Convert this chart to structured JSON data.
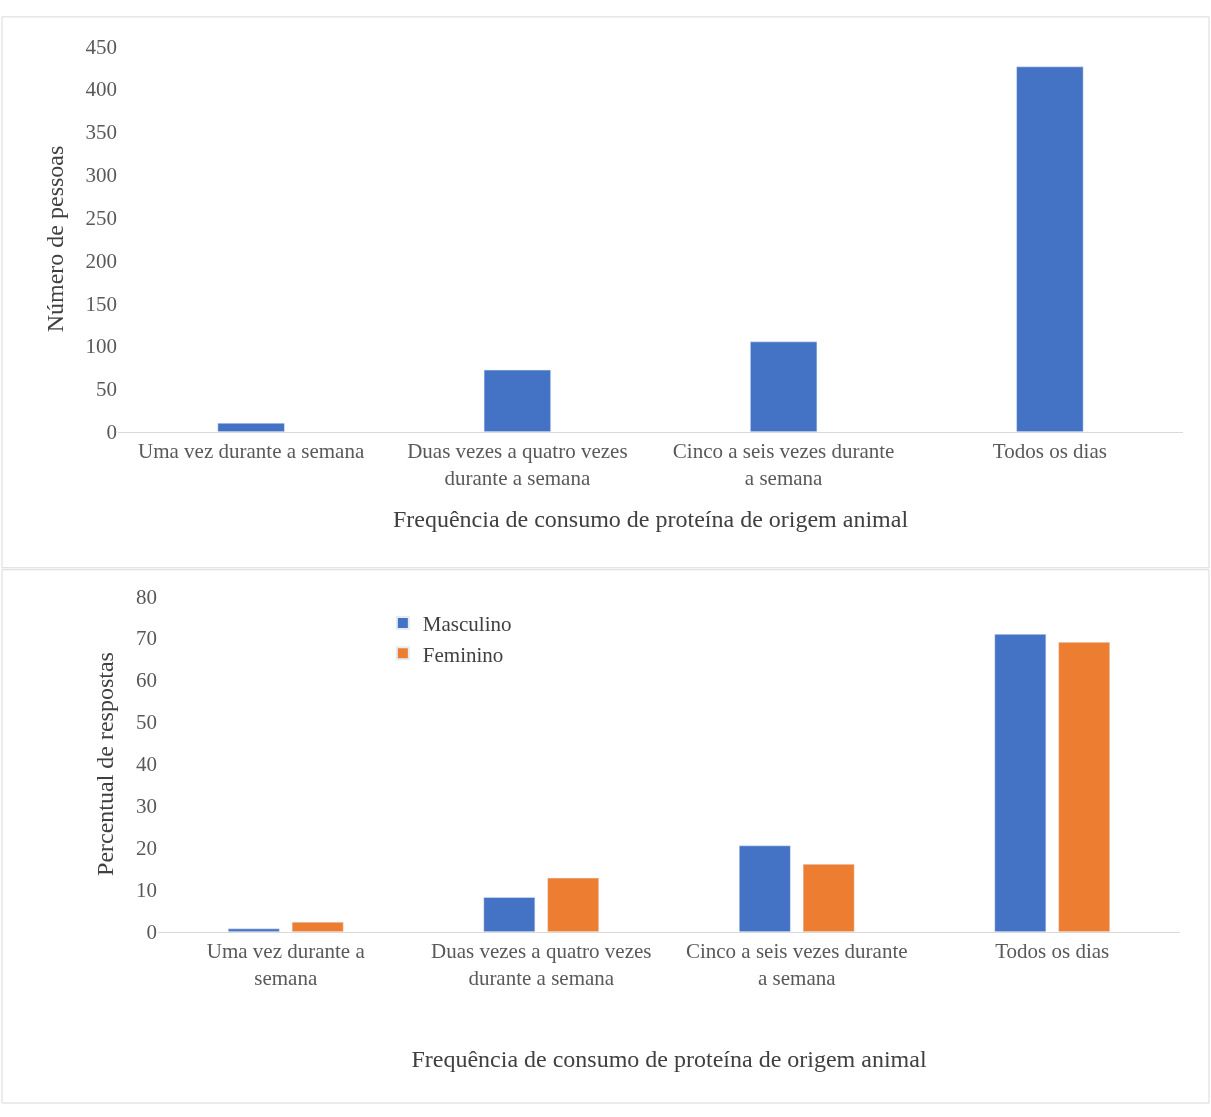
{
  "chart_data": [
    {
      "type": "bar",
      "xlabel": "Frequência de consumo de proteína de origem animal",
      "ylabel": "Número de pessoas",
      "categories": [
        "Uma vez durante a semana",
        "Duas vezes a quatro vezes durante a semana",
        "Cinco a seis vezes durante a semana",
        "Todos os dias"
      ],
      "series": [
        {
          "color": "#4472c4",
          "values": [
            10,
            72,
            105,
            426
          ]
        }
      ],
      "ylim": [
        0,
        450
      ],
      "yticks": [
        0,
        50,
        100,
        150,
        200,
        250,
        300,
        350,
        400,
        450
      ],
      "legend": false
    },
    {
      "type": "bar",
      "xlabel": "Frequência de consumo de proteína de origem animal",
      "ylabel": "Percentual de respostas",
      "categories": [
        "Uma vez durante a semana",
        "Duas vezes a quatro vezes durante a semana",
        "Cinco a seis vezes durante a semana",
        "Todos os dias"
      ],
      "series": [
        {
          "name": "Masculino",
          "color": "#4472c4",
          "values": [
            0.7,
            8.2,
            20.5,
            70.9
          ]
        },
        {
          "name": "Feminino",
          "color": "#ed7d31",
          "values": [
            2.3,
            12.8,
            16.1,
            69.0
          ]
        }
      ],
      "ylim": [
        0,
        80
      ],
      "yticks": [
        0,
        10,
        20,
        30,
        40,
        50,
        60,
        70,
        80
      ],
      "legend": "top left"
    }
  ]
}
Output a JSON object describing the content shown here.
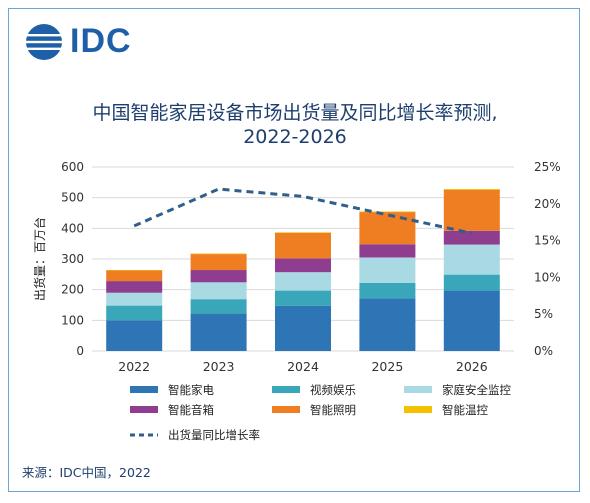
{
  "header": {
    "brand": "IDC",
    "title_line1": "中国智能家居设备市场出货量及同比增长率预测,",
    "title_line2": "2022-2026"
  },
  "source": "来源：IDC中国，2022",
  "colors": {
    "brand": "#1f5fa8",
    "智能家电": "#2e75b6",
    "视频娱乐": "#3aa6b9",
    "家庭安全监控": "#a9d9e3",
    "智能音箱": "#8e3d8f",
    "智能照明": "#ef7d22",
    "智能温控": "#f2c200",
    "line": "#2f5f8a"
  },
  "chart_data": {
    "type": "bar",
    "stacked": true,
    "categories": [
      "2022",
      "2023",
      "2024",
      "2025",
      "2026"
    ],
    "series": [
      {
        "name": "智能家电",
        "values": [
          100,
          122,
          147,
          172,
          197
        ]
      },
      {
        "name": "视频娱乐",
        "values": [
          48,
          47,
          50,
          50,
          52
        ]
      },
      {
        "name": "家庭安全监控",
        "values": [
          42,
          55,
          60,
          83,
          98
        ]
      },
      {
        "name": "智能音箱",
        "values": [
          38,
          40,
          45,
          43,
          45
        ]
      },
      {
        "name": "智能照明",
        "values": [
          35,
          52,
          83,
          105,
          133
        ]
      },
      {
        "name": "智能温控",
        "values": [
          1,
          2,
          2,
          2,
          3
        ]
      }
    ],
    "line_series": {
      "name": "出货量同比增长率",
      "values": [
        17,
        22,
        21,
        18.5,
        16
      ],
      "style": "dashed"
    },
    "ylabel": "出货量：百万台",
    "ylim": [
      0,
      600
    ],
    "yticks": [
      0,
      100,
      200,
      300,
      400,
      500,
      600
    ],
    "y2lim": [
      0,
      25
    ],
    "y2ticks": [
      "0%",
      "5%",
      "10%",
      "15%",
      "20%",
      "25%"
    ],
    "grid": true,
    "legend_position": "bottom"
  }
}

Instruction
Quote the material word for word, dropping any images it holds.

In response
Convert this chart to structured JSON data.
{
  "chart_data": [
    {
      "type": "bar",
      "xlabel": "Frequência de consumo de proteína de origem animal",
      "ylabel": "Número de pessoas",
      "categories": [
        "Uma vez durante a semana",
        "Duas vezes a quatro vezes durante a semana",
        "Cinco a seis vezes durante a semana",
        "Todos os dias"
      ],
      "series": [
        {
          "color": "#4472c4",
          "values": [
            10,
            72,
            105,
            426
          ]
        }
      ],
      "ylim": [
        0,
        450
      ],
      "yticks": [
        0,
        50,
        100,
        150,
        200,
        250,
        300,
        350,
        400,
        450
      ],
      "legend": false
    },
    {
      "type": "bar",
      "xlabel": "Frequência de consumo de proteína de origem animal",
      "ylabel": "Percentual de respostas",
      "categories": [
        "Uma vez durante a semana",
        "Duas vezes a quatro vezes durante a semana",
        "Cinco a seis vezes durante a semana",
        "Todos os dias"
      ],
      "series": [
        {
          "name": "Masculino",
          "color": "#4472c4",
          "values": [
            0.7,
            8.2,
            20.5,
            70.9
          ]
        },
        {
          "name": "Feminino",
          "color": "#ed7d31",
          "values": [
            2.3,
            12.8,
            16.1,
            69.0
          ]
        }
      ],
      "ylim": [
        0,
        80
      ],
      "yticks": [
        0,
        10,
        20,
        30,
        40,
        50,
        60,
        70,
        80
      ],
      "legend": "top left"
    }
  ]
}
Output a JSON object describing the content shown here.
{
  "header": {
    "brand": "IDC",
    "title_line1": "中国智能家居设备市场出货量及同比增长率预测,",
    "title_line2": "2022-2026"
  },
  "source": "来源：IDC中国，2022",
  "colors": {
    "brand": "#1f5fa8",
    "智能家电": "#2e75b6",
    "视频娱乐": "#3aa6b9",
    "家庭安全监控": "#a9d9e3",
    "智能音箱": "#8e3d8f",
    "智能照明": "#ef7d22",
    "智能温控": "#f2c200",
    "line": "#2f5f8a"
  },
  "chart_data": {
    "type": "bar",
    "stacked": true,
    "categories": [
      "2022",
      "2023",
      "2024",
      "2025",
      "2026"
    ],
    "series": [
      {
        "name": "智能家电",
        "values": [
          100,
          122,
          147,
          172,
          197
        ]
      },
      {
        "name": "视频娱乐",
        "values": [
          48,
          47,
          50,
          50,
          52
        ]
      },
      {
        "name": "家庭安全监控",
        "values": [
          42,
          55,
          60,
          83,
          98
        ]
      },
      {
        "name": "智能音箱",
        "values": [
          38,
          40,
          45,
          43,
          45
        ]
      },
      {
        "name": "智能照明",
        "values": [
          35,
          52,
          83,
          105,
          133
        ]
      },
      {
        "name": "智能温控",
        "values": [
          1,
          2,
          2,
          2,
          3
        ]
      }
    ],
    "line_series": {
      "name": "出货量同比增长率",
      "values": [
        17,
        22,
        21,
        18.5,
        16
      ],
      "style": "dashed"
    },
    "ylabel": "出货量：百万台",
    "ylim": [
      0,
      600
    ],
    "yticks": [
      0,
      100,
      200,
      300,
      400,
      500,
      600
    ],
    "y2lim": [
      0,
      25
    ],
    "y2ticks": [
      "0%",
      "5%",
      "10%",
      "15%",
      "20%",
      "25%"
    ],
    "grid": true,
    "legend_position": "bottom"
  }
}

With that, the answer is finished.